TASK TO CARRY OUT: Give the number of lines holding the string "name", and nothing else.

(Dataset rows about figures)
====================

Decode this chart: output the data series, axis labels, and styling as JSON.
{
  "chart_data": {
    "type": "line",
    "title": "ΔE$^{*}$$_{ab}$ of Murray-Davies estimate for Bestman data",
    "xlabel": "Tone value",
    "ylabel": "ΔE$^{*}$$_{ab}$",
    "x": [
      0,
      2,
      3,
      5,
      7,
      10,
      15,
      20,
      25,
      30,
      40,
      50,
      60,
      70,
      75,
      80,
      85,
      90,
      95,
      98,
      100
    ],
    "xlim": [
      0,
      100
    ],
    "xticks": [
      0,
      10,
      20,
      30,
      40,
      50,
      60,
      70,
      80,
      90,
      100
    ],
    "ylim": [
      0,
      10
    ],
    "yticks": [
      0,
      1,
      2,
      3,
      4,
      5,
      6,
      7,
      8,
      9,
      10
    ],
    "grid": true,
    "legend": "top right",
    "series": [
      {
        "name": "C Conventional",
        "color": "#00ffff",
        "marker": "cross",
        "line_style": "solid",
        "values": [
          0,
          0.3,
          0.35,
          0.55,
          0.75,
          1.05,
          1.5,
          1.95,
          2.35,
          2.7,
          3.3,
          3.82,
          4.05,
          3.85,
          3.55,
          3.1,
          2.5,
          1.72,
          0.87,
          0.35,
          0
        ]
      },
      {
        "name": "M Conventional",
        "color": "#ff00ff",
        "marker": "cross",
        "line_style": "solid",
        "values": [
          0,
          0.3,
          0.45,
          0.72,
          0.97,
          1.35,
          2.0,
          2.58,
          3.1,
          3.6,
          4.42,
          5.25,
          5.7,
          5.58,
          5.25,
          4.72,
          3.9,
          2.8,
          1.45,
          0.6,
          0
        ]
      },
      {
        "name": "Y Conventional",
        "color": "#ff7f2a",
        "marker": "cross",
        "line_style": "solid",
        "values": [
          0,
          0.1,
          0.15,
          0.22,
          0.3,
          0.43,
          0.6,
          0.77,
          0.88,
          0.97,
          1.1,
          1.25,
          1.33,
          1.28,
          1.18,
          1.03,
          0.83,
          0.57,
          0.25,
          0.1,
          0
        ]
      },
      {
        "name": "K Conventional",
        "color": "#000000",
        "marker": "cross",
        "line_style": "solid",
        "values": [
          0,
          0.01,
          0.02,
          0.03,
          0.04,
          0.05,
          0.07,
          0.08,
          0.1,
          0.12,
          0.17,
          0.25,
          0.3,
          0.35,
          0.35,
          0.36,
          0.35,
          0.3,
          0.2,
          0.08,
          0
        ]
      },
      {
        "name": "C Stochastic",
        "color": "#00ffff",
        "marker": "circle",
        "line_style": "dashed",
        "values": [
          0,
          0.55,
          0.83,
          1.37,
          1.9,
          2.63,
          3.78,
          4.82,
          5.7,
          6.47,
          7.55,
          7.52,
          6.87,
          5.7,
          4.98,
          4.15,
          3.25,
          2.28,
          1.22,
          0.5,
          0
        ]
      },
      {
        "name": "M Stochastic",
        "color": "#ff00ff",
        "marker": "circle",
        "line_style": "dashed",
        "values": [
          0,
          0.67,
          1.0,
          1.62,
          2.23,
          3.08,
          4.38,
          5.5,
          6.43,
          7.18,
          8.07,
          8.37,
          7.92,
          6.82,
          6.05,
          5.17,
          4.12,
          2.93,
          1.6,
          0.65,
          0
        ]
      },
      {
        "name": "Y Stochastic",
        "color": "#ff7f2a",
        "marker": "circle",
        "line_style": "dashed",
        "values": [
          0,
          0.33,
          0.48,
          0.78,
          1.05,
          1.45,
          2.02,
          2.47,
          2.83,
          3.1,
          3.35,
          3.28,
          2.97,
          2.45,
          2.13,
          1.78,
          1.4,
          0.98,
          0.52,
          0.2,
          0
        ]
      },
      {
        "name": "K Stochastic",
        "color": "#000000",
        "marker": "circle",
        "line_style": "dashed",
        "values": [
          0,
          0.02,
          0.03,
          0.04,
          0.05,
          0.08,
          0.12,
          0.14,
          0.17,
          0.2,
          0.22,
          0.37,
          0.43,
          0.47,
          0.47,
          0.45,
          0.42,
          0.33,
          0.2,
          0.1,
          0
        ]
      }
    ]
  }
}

====================

SOLUTION FOR THIS TASK: 8